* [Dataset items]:
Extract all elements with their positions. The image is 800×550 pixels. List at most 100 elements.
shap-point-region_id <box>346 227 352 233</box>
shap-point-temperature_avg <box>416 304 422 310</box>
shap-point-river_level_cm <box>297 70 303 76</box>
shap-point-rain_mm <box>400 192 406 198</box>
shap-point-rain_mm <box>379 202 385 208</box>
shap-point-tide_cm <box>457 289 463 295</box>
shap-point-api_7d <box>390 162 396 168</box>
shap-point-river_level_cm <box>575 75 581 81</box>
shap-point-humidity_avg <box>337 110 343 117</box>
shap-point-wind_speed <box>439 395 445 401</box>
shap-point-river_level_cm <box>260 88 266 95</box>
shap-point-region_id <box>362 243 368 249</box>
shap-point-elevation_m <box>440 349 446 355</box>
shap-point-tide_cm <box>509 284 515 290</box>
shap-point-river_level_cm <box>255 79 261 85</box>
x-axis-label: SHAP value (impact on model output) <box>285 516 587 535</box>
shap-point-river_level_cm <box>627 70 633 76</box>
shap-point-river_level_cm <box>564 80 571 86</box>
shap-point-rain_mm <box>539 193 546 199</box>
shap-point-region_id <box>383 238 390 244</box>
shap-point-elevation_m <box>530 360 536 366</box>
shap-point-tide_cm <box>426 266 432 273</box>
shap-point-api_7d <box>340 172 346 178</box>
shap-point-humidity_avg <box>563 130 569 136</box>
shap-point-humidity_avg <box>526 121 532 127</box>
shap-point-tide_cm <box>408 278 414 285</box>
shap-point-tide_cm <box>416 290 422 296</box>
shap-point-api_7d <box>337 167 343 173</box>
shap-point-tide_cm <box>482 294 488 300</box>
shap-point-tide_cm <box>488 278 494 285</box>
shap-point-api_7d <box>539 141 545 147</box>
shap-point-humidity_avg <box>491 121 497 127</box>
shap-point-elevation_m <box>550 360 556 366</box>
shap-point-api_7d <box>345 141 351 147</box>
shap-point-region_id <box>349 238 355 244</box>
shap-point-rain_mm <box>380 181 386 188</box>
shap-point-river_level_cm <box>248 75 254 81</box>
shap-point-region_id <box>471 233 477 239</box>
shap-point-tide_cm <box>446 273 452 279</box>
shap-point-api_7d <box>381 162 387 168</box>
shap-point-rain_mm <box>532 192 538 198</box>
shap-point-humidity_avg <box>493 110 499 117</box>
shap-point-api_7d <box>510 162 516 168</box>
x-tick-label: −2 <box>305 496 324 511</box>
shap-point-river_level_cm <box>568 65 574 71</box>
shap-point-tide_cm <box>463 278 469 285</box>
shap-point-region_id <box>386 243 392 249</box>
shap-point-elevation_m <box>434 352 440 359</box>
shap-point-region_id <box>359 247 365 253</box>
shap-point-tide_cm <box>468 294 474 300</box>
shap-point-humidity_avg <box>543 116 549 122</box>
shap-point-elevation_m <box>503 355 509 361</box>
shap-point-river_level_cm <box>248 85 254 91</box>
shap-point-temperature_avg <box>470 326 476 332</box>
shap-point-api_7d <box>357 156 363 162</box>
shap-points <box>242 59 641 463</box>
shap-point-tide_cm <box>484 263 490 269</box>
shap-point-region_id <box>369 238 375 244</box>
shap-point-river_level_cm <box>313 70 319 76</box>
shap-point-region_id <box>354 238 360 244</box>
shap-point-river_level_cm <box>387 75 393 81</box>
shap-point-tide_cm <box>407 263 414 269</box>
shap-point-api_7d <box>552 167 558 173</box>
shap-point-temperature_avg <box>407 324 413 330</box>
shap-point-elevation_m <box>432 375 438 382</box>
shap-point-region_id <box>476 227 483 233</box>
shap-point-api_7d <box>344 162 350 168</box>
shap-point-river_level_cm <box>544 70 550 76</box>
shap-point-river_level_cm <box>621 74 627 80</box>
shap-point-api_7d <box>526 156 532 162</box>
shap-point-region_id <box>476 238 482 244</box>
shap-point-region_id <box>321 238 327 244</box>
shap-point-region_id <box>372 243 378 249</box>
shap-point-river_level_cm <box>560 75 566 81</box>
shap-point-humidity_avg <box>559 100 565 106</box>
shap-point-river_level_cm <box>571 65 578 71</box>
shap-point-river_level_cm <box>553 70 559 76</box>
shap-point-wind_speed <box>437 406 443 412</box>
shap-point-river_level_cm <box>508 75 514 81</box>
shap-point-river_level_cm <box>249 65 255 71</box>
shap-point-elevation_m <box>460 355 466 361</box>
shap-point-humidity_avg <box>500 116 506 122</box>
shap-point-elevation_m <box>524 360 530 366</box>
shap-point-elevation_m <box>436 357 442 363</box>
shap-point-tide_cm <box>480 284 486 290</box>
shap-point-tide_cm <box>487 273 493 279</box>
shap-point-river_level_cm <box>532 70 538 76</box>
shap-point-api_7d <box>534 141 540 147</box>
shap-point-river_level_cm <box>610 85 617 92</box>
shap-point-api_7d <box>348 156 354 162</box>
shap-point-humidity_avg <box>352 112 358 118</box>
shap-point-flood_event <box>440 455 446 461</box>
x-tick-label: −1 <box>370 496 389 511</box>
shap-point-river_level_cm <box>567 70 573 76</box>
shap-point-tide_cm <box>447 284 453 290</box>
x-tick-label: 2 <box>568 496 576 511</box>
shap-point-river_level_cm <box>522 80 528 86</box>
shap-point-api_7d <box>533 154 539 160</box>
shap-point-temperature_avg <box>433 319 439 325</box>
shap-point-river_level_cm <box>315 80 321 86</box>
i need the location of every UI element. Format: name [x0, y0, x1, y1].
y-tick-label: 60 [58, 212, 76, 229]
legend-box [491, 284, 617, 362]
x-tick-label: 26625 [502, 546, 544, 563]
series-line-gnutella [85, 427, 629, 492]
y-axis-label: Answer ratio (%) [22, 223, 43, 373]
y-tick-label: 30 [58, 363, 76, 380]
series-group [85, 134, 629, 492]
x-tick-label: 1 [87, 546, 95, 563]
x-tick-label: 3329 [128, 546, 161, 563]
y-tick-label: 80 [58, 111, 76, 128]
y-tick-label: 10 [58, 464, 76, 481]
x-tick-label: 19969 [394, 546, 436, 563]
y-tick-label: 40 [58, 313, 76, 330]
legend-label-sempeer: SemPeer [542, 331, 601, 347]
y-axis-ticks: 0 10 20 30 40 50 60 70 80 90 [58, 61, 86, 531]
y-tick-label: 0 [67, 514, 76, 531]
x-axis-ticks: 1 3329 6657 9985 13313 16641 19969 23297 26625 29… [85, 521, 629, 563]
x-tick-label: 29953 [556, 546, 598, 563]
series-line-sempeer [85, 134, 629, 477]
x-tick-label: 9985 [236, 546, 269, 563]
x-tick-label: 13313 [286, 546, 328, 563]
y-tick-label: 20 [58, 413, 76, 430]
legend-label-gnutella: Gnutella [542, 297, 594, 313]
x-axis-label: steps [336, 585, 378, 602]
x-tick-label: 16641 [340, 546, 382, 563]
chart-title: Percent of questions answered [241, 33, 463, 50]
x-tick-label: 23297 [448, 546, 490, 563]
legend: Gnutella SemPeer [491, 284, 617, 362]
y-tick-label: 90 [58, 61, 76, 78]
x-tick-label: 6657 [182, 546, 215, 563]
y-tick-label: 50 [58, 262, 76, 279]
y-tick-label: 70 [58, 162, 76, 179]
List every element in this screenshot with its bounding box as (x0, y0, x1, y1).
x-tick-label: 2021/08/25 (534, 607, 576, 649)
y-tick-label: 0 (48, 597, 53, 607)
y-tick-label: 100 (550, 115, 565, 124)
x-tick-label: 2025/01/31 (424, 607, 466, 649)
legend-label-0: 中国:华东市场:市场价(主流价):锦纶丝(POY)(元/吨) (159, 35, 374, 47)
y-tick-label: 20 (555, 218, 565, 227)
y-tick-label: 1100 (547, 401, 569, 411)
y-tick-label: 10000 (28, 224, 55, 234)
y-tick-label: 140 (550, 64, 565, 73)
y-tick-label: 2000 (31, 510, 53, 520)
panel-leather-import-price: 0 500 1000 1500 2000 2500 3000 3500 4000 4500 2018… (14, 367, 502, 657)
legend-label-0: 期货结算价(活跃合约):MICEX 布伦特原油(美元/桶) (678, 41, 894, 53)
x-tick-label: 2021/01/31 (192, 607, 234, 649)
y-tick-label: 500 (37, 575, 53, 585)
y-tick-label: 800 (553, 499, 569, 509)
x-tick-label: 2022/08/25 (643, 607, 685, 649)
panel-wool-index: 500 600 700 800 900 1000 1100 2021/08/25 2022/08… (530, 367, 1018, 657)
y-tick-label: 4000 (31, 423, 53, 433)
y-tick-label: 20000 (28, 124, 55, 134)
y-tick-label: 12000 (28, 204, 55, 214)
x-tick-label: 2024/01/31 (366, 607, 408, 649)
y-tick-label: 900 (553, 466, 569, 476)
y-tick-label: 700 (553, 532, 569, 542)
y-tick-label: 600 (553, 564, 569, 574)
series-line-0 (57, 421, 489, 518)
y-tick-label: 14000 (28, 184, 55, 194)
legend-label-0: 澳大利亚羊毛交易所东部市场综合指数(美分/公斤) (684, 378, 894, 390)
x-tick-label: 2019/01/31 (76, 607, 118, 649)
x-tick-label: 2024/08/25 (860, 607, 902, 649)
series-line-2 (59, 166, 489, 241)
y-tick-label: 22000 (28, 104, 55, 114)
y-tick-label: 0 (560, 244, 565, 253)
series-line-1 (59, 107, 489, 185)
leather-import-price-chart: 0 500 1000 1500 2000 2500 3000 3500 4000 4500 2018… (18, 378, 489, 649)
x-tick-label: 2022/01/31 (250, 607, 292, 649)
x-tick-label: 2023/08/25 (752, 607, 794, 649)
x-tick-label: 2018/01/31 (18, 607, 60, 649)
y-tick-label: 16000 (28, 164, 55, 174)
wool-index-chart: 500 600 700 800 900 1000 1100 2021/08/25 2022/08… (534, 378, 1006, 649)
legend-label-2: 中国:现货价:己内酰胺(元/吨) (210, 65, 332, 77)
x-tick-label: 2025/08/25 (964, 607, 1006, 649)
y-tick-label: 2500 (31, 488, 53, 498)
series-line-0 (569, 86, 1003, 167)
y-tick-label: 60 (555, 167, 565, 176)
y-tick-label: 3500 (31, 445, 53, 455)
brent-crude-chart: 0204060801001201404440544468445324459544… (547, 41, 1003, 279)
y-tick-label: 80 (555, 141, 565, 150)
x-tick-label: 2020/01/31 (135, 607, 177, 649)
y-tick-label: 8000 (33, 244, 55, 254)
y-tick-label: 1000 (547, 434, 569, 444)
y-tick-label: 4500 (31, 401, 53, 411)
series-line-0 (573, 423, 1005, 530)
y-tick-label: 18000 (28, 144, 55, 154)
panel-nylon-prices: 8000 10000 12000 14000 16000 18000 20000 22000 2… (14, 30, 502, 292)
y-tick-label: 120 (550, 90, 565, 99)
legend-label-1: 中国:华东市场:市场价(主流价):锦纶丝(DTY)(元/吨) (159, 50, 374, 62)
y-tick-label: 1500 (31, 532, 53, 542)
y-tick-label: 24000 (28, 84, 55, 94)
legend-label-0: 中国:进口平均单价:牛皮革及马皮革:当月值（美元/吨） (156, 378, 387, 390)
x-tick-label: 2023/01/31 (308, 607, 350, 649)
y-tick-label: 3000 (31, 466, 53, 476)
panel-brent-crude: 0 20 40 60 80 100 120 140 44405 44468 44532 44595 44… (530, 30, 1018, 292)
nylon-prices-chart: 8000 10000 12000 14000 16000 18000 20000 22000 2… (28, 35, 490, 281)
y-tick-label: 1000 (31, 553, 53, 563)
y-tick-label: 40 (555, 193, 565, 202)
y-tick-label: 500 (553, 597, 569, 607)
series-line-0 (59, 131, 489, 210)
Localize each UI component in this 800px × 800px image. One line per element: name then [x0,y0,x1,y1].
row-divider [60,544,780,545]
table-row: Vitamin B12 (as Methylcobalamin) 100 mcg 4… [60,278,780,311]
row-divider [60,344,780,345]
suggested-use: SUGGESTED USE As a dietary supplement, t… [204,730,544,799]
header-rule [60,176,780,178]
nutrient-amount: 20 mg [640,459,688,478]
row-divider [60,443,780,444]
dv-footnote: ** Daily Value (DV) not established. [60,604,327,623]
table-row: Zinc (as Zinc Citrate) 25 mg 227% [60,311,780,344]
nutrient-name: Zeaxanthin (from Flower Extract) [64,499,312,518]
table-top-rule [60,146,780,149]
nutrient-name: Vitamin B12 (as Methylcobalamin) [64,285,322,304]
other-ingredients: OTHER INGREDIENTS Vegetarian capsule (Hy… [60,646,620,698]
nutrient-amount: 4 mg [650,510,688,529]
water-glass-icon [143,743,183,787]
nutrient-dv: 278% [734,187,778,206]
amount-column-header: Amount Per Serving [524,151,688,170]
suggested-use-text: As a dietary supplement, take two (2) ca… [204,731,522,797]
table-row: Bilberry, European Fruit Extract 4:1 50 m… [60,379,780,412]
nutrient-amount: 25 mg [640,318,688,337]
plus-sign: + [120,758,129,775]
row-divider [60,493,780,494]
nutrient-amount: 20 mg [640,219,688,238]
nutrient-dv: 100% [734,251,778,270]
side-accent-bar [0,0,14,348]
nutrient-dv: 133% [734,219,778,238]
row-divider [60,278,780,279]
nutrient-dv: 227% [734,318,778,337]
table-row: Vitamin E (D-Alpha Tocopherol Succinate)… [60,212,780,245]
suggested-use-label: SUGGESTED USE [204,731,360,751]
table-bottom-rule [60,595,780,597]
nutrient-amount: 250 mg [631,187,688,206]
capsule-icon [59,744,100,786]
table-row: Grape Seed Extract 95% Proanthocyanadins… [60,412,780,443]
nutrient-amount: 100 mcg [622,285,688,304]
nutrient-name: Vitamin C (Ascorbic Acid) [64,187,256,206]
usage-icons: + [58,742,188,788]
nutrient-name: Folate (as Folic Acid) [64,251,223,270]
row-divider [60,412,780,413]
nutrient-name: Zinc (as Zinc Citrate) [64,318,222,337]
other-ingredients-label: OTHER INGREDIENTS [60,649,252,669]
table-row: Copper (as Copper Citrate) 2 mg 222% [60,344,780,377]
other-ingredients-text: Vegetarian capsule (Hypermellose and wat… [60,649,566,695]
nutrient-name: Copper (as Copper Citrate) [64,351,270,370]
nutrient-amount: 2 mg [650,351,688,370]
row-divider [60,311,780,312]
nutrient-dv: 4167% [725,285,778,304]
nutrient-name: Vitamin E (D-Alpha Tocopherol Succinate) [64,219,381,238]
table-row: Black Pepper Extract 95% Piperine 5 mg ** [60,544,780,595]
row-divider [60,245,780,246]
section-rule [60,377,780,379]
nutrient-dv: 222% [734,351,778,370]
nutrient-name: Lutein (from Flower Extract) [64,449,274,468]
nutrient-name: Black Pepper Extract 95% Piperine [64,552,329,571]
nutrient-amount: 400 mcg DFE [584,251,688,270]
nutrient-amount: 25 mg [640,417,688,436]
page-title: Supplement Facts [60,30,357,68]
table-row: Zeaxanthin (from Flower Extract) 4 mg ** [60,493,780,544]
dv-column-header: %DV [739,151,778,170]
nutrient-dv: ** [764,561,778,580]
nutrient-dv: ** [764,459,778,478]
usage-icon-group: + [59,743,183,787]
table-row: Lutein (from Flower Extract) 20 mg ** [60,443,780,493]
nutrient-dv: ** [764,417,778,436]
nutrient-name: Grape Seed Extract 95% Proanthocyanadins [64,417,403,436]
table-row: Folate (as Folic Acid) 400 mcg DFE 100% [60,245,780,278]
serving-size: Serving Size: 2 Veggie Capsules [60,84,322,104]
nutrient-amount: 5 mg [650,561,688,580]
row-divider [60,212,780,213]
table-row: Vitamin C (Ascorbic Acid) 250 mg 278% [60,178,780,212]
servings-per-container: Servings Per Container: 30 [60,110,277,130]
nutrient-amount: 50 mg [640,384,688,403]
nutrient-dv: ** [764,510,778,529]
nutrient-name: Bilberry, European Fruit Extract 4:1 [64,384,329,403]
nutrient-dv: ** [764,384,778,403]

* [AIM OF THE TASK]: Copy out the lines from the start of the records through the line containing "shap-point-river_level_cm <box>255 79", inclusive, keeping each one unchanged.

* [ANSWER TO THIS TASK]:
Extract all elements with their positions. The image is 800×550 pixels. List at most 100 elements.
shap-point-region_id <box>346 227 352 233</box>
shap-point-temperature_avg <box>416 304 422 310</box>
shap-point-river_level_cm <box>297 70 303 76</box>
shap-point-rain_mm <box>400 192 406 198</box>
shap-point-rain_mm <box>379 202 385 208</box>
shap-point-tide_cm <box>457 289 463 295</box>
shap-point-api_7d <box>390 162 396 168</box>
shap-point-river_level_cm <box>575 75 581 81</box>
shap-point-humidity_avg <box>337 110 343 117</box>
shap-point-wind_speed <box>439 395 445 401</box>
shap-point-river_level_cm <box>260 88 266 95</box>
shap-point-region_id <box>362 243 368 249</box>
shap-point-elevation_m <box>440 349 446 355</box>
shap-point-tide_cm <box>509 284 515 290</box>
shap-point-river_level_cm <box>255 79 261 85</box>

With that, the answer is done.